:: PROBLEM TO WORK ON ::
Pick out and copy every line below that has the word "выявленные".

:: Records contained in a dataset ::
>> Begin
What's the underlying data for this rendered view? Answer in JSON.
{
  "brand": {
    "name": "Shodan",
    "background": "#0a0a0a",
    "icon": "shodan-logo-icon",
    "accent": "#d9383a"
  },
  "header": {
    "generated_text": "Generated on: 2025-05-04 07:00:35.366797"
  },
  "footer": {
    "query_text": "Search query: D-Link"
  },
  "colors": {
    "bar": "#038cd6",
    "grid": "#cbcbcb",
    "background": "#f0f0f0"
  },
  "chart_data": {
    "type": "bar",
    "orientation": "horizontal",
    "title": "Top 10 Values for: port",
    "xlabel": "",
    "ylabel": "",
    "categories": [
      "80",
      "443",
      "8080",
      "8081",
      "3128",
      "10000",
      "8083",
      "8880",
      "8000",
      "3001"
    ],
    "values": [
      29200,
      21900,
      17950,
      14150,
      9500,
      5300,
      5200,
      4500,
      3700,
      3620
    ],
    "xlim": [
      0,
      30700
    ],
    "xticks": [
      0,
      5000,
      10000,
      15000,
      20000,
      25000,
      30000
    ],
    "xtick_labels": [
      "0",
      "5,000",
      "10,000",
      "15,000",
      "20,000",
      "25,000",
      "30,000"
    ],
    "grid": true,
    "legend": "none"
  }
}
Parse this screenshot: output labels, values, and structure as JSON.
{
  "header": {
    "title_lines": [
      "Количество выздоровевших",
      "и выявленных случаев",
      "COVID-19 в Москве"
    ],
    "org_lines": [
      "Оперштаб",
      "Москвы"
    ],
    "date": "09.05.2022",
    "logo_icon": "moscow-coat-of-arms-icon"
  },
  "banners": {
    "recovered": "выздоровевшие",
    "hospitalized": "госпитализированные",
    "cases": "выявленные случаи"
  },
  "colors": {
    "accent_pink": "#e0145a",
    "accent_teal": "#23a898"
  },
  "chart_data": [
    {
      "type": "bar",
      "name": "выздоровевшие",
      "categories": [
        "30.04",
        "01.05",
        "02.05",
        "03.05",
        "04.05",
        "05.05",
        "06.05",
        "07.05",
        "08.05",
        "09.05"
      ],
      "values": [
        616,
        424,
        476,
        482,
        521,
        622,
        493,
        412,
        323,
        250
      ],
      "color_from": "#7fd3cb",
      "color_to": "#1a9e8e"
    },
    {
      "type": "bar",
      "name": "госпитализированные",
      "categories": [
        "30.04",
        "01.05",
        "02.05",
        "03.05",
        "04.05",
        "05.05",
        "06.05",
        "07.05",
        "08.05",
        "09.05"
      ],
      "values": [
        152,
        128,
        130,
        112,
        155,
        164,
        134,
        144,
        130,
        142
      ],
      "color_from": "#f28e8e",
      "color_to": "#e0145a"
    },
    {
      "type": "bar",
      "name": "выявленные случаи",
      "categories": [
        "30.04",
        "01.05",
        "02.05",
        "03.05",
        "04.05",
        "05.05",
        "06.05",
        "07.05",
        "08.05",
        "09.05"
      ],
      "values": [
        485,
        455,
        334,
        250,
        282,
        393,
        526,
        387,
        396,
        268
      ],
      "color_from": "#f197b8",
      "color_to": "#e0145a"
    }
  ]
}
>> End
:: THE OUTPUT ::
    "cases": "выявленные случаи"
      "name": "выявленные случаи",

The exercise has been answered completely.